------ DATA SHOWN
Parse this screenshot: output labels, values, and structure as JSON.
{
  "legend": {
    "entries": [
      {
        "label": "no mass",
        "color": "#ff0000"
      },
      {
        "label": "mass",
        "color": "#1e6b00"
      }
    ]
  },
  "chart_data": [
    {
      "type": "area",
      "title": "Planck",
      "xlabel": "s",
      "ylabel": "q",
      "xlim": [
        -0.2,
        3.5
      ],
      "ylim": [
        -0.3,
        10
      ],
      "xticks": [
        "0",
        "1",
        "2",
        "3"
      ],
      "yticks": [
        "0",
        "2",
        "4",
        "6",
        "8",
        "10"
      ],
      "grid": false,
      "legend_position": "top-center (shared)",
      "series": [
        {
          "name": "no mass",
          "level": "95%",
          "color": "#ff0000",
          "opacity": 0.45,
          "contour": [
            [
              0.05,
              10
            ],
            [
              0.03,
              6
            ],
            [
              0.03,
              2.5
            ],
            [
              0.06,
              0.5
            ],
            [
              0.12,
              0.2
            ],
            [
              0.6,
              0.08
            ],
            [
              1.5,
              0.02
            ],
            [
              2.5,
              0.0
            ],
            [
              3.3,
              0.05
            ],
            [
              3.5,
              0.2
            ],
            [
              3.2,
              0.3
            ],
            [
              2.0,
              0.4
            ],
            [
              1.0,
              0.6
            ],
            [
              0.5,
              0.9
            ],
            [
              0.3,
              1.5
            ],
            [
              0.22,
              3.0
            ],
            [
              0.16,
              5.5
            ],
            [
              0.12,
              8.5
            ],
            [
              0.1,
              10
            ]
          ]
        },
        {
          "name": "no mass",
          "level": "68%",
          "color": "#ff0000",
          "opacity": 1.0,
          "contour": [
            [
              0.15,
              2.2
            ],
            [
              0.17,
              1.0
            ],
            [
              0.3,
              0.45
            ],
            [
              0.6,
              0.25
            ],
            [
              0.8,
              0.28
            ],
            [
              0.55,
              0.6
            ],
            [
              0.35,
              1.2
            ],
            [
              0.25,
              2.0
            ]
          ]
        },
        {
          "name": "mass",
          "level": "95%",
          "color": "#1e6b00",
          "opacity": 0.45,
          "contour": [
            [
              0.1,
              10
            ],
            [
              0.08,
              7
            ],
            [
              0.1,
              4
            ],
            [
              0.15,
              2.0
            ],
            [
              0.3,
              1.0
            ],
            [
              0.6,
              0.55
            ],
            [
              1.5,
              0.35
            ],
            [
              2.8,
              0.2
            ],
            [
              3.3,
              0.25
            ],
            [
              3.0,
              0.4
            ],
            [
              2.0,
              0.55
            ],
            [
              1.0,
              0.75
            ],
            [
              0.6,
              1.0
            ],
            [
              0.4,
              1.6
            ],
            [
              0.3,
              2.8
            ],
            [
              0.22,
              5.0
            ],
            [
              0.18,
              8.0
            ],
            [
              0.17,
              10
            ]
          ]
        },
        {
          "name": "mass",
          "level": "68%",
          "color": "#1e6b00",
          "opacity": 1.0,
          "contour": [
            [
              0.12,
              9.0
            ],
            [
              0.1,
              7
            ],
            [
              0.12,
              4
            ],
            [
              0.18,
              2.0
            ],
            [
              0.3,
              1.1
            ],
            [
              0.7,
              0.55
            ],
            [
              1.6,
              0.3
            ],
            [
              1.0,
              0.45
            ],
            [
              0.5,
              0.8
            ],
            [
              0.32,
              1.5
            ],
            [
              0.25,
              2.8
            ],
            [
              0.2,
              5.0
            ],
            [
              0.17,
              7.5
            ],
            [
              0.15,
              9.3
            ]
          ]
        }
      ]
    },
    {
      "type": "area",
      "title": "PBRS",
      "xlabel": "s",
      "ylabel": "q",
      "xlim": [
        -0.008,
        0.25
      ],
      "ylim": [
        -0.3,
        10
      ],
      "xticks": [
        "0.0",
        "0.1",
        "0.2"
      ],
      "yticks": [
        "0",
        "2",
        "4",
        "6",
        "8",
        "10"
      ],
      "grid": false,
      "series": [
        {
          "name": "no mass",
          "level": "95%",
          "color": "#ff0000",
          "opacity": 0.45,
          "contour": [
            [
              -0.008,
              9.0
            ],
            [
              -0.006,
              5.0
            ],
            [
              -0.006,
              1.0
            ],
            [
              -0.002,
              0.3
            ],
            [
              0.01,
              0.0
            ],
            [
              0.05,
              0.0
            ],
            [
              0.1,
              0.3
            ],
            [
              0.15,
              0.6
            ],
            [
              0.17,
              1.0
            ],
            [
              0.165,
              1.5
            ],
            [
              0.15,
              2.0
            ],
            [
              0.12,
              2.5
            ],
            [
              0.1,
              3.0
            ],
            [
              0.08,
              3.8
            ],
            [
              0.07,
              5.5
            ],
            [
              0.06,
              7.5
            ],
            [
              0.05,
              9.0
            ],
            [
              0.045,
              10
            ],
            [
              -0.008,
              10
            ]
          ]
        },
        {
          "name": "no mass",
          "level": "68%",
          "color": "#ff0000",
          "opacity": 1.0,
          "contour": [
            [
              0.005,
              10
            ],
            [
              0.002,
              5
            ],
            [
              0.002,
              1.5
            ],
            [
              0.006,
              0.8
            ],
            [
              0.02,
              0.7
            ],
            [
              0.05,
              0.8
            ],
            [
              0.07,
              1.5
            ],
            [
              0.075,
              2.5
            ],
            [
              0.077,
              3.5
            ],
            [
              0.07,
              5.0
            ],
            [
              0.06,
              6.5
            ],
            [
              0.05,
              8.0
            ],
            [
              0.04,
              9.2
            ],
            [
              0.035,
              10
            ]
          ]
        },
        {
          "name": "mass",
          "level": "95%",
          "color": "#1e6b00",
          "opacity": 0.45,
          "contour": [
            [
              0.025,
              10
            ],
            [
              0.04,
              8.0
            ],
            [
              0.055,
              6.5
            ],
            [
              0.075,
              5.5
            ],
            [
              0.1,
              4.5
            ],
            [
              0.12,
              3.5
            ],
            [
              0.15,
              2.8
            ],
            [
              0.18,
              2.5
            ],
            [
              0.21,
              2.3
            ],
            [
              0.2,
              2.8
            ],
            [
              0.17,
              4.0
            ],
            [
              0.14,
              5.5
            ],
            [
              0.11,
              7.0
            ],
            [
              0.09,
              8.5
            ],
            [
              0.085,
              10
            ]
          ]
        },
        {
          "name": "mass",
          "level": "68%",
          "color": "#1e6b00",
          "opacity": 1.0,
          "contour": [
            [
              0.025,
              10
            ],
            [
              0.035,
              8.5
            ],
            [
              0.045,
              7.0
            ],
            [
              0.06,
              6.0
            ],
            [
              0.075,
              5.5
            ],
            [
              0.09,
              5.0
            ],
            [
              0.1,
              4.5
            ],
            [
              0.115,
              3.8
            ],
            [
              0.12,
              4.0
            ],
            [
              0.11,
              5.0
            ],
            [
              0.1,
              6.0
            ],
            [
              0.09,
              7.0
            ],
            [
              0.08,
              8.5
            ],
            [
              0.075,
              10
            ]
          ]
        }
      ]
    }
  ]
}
------------
Reproduce the complete data exactly as presented above.

COMPLETE OUTPUT ->
Parse this screenshot: output labels, values, and structure as JSON.
{
  "legend": {
    "entries": [
      {
        "label": "no mass",
        "color": "#ff0000"
      },
      {
        "label": "mass",
        "color": "#1e6b00"
      }
    ]
  },
  "chart_data": [
    {
      "type": "area",
      "title": "Planck",
      "xlabel": "s",
      "ylabel": "q",
      "xlim": [
        -0.2,
        3.5
      ],
      "ylim": [
        -0.3,
        10
      ],
      "xticks": [
        "0",
        "1",
        "2",
        "3"
      ],
      "yticks": [
        "0",
        "2",
        "4",
        "6",
        "8",
        "10"
      ],
      "grid": false,
      "legend_position": "top-center (shared)",
      "series": [
        {
          "name": "no mass",
          "level": "95%",
          "color": "#ff0000",
          "opacity": 0.45,
          "contour": [
            [
              0.05,
              10
            ],
            [
              0.03,
              6
            ],
            [
              0.03,
              2.5
            ],
            [
              0.06,
              0.5
            ],
            [
              0.12,
              0.2
            ],
            [
              0.6,
              0.08
            ],
            [
              1.5,
              0.02
            ],
            [
              2.5,
              0.0
            ],
            [
              3.3,
              0.05
            ],
            [
              3.5,
              0.2
            ],
            [
              3.2,
              0.3
            ],
            [
              2.0,
              0.4
            ],
            [
              1.0,
              0.6
            ],
            [
              0.5,
              0.9
            ],
            [
              0.3,
              1.5
            ],
            [
              0.22,
              3.0
            ],
            [
              0.16,
              5.5
            ],
            [
              0.12,
              8.5
            ],
            [
              0.1,
              10
            ]
          ]
        },
        {
          "name": "no mass",
          "level": "68%",
          "color": "#ff0000",
          "opacity": 1.0,
          "contour": [
            [
              0.15,
              2.2
            ],
            [
              0.17,
              1.0
            ],
            [
              0.3,
              0.45
            ],
            [
              0.6,
              0.25
            ],
            [
              0.8,
              0.28
            ],
            [
              0.55,
              0.6
            ],
            [
              0.35,
              1.2
            ],
            [
              0.25,
              2.0
            ]
          ]
        },
        {
          "name": "mass",
          "level": "95%",
          "color": "#1e6b00",
          "opacity": 0.45,
          "contour": [
            [
              0.1,
              10
            ],
            [
              0.08,
              7
            ],
            [
              0.1,
              4
            ],
            [
              0.15,
              2.0
            ],
            [
              0.3,
              1.0
            ],
            [
              0.6,
              0.55
            ],
            [
              1.5,
              0.35
            ],
            [
              2.8,
              0.2
            ],
            [
              3.3,
              0.25
            ],
            [
              3.0,
              0.4
            ],
            [
              2.0,
              0.55
            ],
            [
              1.0,
              0.75
            ],
            [
              0.6,
              1.0
            ],
            [
              0.4,
              1.6
            ],
            [
              0.3,
              2.8
            ],
            [
              0.22,
              5.0
            ],
            [
              0.18,
              8.0
            ],
            [
              0.17,
              10
            ]
          ]
        },
        {
          "name": "mass",
          "level": "68%",
          "color": "#1e6b00",
          "opacity": 1.0,
          "contour": [
            [
              0.12,
              9.0
            ],
            [
              0.1,
              7
            ],
            [
              0.12,
              4
            ],
            [
              0.18,
              2.0
            ],
            [
              0.3,
              1.1
            ],
            [
              0.7,
              0.55
            ],
            [
              1.6,
              0.3
            ],
            [
              1.0,
              0.45
            ],
            [
              0.5,
              0.8
            ],
            [
              0.32,
              1.5
            ],
            [
              0.25,
              2.8
            ],
            [
              0.2,
              5.0
            ],
            [
              0.17,
              7.5
            ],
            [
              0.15,
              9.3
            ]
          ]
        }
      ]
    },
    {
      "type": "area",
      "title": "PBRS",
      "xlabel": "s",
      "ylabel": "q",
      "xlim": [
        -0.008,
        0.25
      ],
      "ylim": [
        -0.3,
        10
      ],
      "xticks": [
        "0.0",
        "0.1",
        "0.2"
      ],
      "yticks": [
        "0",
        "2",
        "4",
        "6",
        "8",
        "10"
      ],
      "grid": false,
      "series": [
        {
          "name": "no mass",
          "level": "95%",
          "color": "#ff0000",
          "opacity": 0.45,
          "contour": [
            [
              -0.008,
              9.0
            ],
            [
              -0.006,
              5.0
            ],
            [
              -0.006,
              1.0
            ],
            [
              -0.002,
              0.3
            ],
            [
              0.01,
              0.0
            ],
            [
              0.05,
              0.0
            ],
            [
              0.1,
              0.3
            ],
            [
              0.15,
              0.6
            ],
            [
              0.17,
              1.0
            ],
            [
              0.165,
              1.5
            ],
            [
              0.15,
              2.0
            ],
            [
              0.12,
              2.5
            ],
            [
              0.1,
              3.0
            ],
            [
              0.08,
              3.8
            ],
            [
              0.07,
              5.5
            ],
            [
              0.06,
              7.5
            ],
            [
              0.05,
              9.0
            ],
            [
              0.045,
              10
            ],
            [
              -0.008,
              10
            ]
          ]
        },
        {
          "name": "no mass",
          "level": "68%",
          "color": "#ff0000",
          "opacity": 1.0,
          "contour": [
            [
              0.005,
              10
            ],
            [
              0.002,
              5
            ],
            [
              0.002,
              1.5
            ],
            [
              0.006,
              0.8
            ],
            [
              0.02,
              0.7
            ],
            [
              0.05,
              0.8
            ],
            [
              0.07,
              1.5
            ],
            [
              0.075,
              2.5
            ],
            [
              0.077,
              3.5
            ],
            [
              0.07,
              5.0
            ],
            [
              0.06,
              6.5
            ],
            [
              0.05,
              8.0
            ],
            [
              0.04,
              9.2
            ],
            [
              0.035,
              10
            ]
          ]
        },
        {
          "name": "mass",
          "level": "95%",
          "color": "#1e6b00",
          "opacity": 0.45,
          "contour": [
            [
              0.025,
              10
            ],
            [
              0.04,
              8.0
            ],
            [
              0.055,
              6.5
            ],
            [
              0.075,
              5.5
            ],
            [
              0.1,
              4.5
            ],
            [
              0.12,
              3.5
            ],
            [
              0.15,
              2.8
            ],
            [
              0.18,
              2.5
            ],
            [
              0.21,
              2.3
            ],
            [
              0.2,
              2.8
            ],
            [
              0.17,
              4.0
            ],
            [
              0.14,
              5.5
            ],
            [
              0.11,
              7.0
            ],
            [
              0.09,
              8.5
            ],
            [
              0.085,
              10
            ]
          ]
        },
        {
          "name": "mass",
          "level": "68%",
          "color": "#1e6b00",
          "opacity": 1.0,
          "contour": [
            [
              0.025,
              10
            ],
            [
              0.035,
              8.5
            ],
            [
              0.045,
              7.0
            ],
            [
              0.06,
              6.0
            ],
            [
              0.075,
              5.5
            ],
            [
              0.09,
              5.0
            ],
            [
              0.1,
              4.5
            ],
            [
              0.115,
              3.8
            ],
            [
              0.12,
              4.0
            ],
            [
              0.11,
              5.0
            ],
            [
              0.1,
              6.0
            ],
            [
              0.09,
              7.0
            ],
            [
              0.08,
              8.5
            ],
            [
              0.075,
              10
            ]
          ]
        }
      ]
    }
  ]
}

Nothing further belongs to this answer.